- WHAT IS ASKED:
All the records that follow need to be reproduced exactly. Omit the images.

- ITEMS:
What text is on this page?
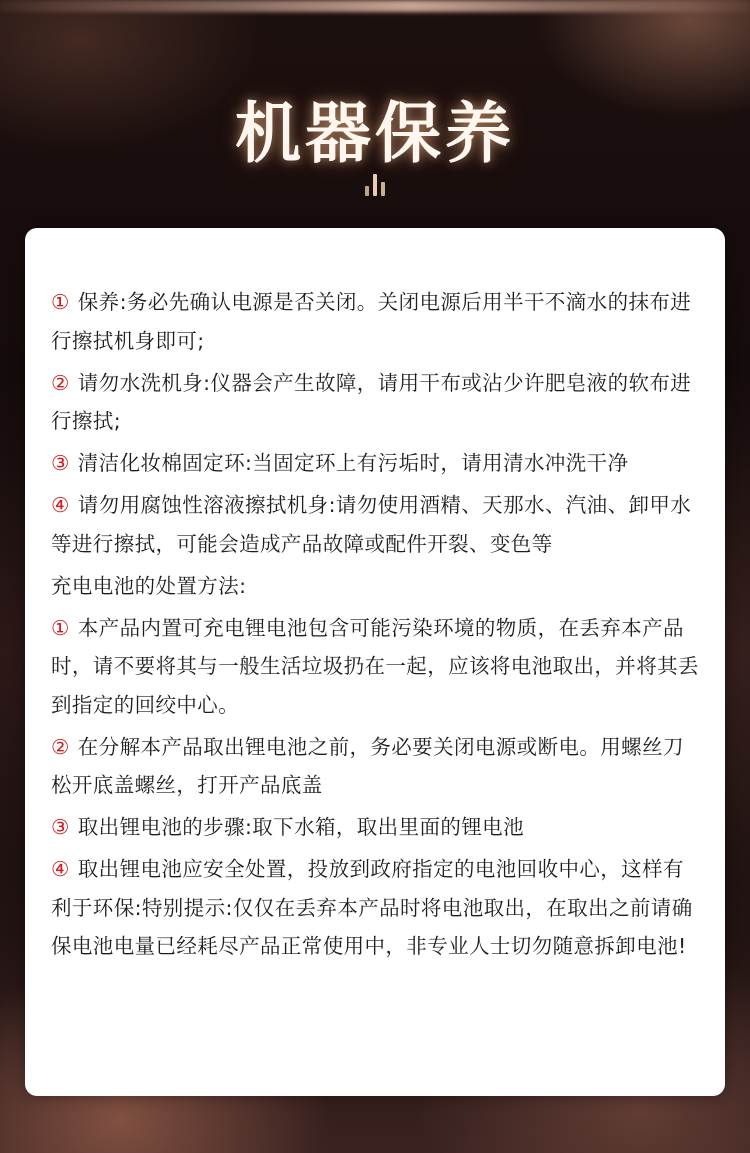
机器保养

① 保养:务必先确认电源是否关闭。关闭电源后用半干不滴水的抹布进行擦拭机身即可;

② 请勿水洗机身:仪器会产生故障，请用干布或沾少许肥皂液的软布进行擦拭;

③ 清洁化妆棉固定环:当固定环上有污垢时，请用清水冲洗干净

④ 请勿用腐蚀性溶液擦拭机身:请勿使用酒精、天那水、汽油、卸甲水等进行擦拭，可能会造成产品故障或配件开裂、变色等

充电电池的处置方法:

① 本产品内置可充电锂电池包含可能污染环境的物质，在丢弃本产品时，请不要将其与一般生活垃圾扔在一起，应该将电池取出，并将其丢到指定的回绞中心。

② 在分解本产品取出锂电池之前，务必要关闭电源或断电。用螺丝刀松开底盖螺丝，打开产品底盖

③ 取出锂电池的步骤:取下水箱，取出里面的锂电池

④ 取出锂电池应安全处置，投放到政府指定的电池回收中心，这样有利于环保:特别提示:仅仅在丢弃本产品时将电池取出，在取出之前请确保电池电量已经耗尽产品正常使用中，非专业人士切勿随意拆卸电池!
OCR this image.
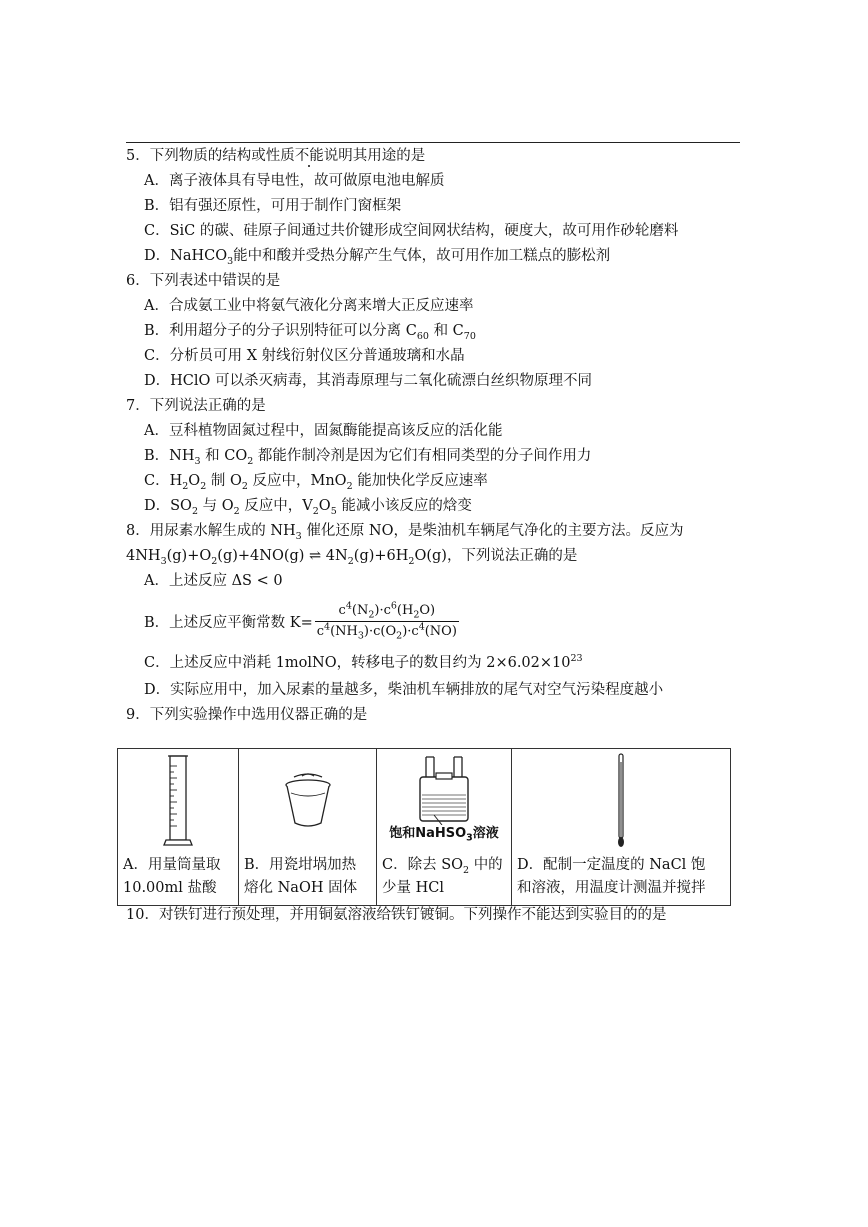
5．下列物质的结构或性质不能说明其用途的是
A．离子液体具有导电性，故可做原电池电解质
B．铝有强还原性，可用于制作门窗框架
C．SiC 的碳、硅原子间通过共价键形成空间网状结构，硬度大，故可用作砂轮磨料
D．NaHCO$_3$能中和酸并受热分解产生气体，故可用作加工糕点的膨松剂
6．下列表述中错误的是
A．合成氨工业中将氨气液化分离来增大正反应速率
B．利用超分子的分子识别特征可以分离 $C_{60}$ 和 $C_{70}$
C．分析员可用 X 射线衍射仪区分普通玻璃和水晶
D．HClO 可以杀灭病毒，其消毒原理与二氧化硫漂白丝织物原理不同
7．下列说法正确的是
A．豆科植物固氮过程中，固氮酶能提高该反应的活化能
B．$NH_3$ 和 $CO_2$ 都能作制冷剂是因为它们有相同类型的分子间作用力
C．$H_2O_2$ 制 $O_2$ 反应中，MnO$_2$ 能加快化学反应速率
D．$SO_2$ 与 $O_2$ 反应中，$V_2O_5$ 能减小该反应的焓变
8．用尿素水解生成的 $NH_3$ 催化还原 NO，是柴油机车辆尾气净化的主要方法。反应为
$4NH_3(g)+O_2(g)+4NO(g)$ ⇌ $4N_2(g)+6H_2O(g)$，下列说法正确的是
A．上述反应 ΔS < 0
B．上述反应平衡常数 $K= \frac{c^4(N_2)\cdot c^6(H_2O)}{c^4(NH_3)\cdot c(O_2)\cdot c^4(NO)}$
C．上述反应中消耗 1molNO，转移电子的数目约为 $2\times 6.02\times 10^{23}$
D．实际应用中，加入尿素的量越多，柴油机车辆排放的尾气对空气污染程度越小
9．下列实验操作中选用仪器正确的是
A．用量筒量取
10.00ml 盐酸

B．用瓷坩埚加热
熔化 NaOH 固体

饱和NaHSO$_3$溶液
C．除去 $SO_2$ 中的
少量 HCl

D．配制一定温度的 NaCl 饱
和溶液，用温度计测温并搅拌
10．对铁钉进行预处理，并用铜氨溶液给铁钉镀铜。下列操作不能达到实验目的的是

- PROBLEM SOLUTION:
What text is on this page?
机器保养

① 保养:务必先确认电源是否关闭。关闭电源后用半干不滴水的抹布进行擦拭机身即可;

② 请勿水洗机身:仪器会产生故障，请用干布或沾少许肥皂液的软布进行擦拭;

③ 清洁化妆棉固定环:当固定环上有污垢时，请用清水冲洗干净

④ 请勿用腐蚀性溶液擦拭机身:请勿使用酒精、天那水、汽油、卸甲水等进行擦拭，可能会造成产品故障或配件开裂、变色等

充电电池的处置方法:

① 本产品内置可充电锂电池包含可能污染环境的物质，在丢弃本产品时，请不要将其与一般生活垃圾扔在一起，应该将电池取出，并将其丢到指定的回绞中心。

② 在分解本产品取出锂电池之前，务必要关闭电源或断电。用螺丝刀松开底盖螺丝，打开产品底盖

③ 取出锂电池的步骤:取下水箱，取出里面的锂电池

④ 取出锂电池应安全处置，投放到政府指定的电池回收中心，这样有利于环保:特别提示:仅仅在丢弃本产品时将电池取出，在取出之前请确保电池电量已经耗尽产品正常使用中，非专业人士切勿随意拆卸电池!
OCR this image.
5．下列物质的结构或性质不能说明其用途的是
A．离子液体具有导电性，故可做原电池电解质
B．铝有强还原性，可用于制作门窗框架
C．SiC 的碳、硅原子间通过共价键形成空间网状结构，硬度大，故可用作砂轮磨料
D．NaHCO$_3$能中和酸并受热分解产生气体，故可用作加工糕点的膨松剂
6．下列表述中错误的是
A．合成氨工业中将氨气液化分离来增大正反应速率
B．利用超分子的分子识别特征可以分离 $C_{60}$ 和 $C_{70}$
C．分析员可用 X 射线衍射仪区分普通玻璃和水晶
D．HClO 可以杀灭病毒，其消毒原理与二氧化硫漂白丝织物原理不同
7．下列说法正确的是
A．豆科植物固氮过程中，固氮酶能提高该反应的活化能
B．$NH_3$ 和 $CO_2$ 都能作制冷剂是因为它们有相同类型的分子间作用力
C．$H_2O_2$ 制 $O_2$ 反应中，MnO$_2$ 能加快化学反应速率
D．$SO_2$ 与 $O_2$ 反应中，$V_2O_5$ 能减小该反应的焓变
8．用尿素水解生成的 $NH_3$ 催化还原 NO，是柴油机车辆尾气净化的主要方法。反应为
$4NH_3(g)+O_2(g)+4NO(g)$ ⇌ $4N_2(g)+6H_2O(g)$，下列说法正确的是
A．上述反应 ΔS < 0
B．上述反应平衡常数 $K= \frac{c^4(N_2)\cdot c^6(H_2O)}{c^4(NH_3)\cdot c(O_2)\cdot c^4(NO)}$
C．上述反应中消耗 1molNO，转移电子的数目约为 $2\times 6.02\times 10^{23}$
D．实际应用中，加入尿素的量越多，柴油机车辆排放的尾气对空气污染程度越小
9．下列实验操作中选用仪器正确的是
A．用量筒量取
10.00ml 盐酸

B．用瓷坩埚加热
熔化 NaOH 固体

饱和NaHSO$_3$溶液
C．除去 $SO_2$ 中的
少量 HCl

D．配制一定温度的 NaCl 饱
和溶液，用温度计测温并搅拌
10．对铁钉进行预处理，并用铜氨溶液给铁钉镀铜。下列操作不能达到实验目的的是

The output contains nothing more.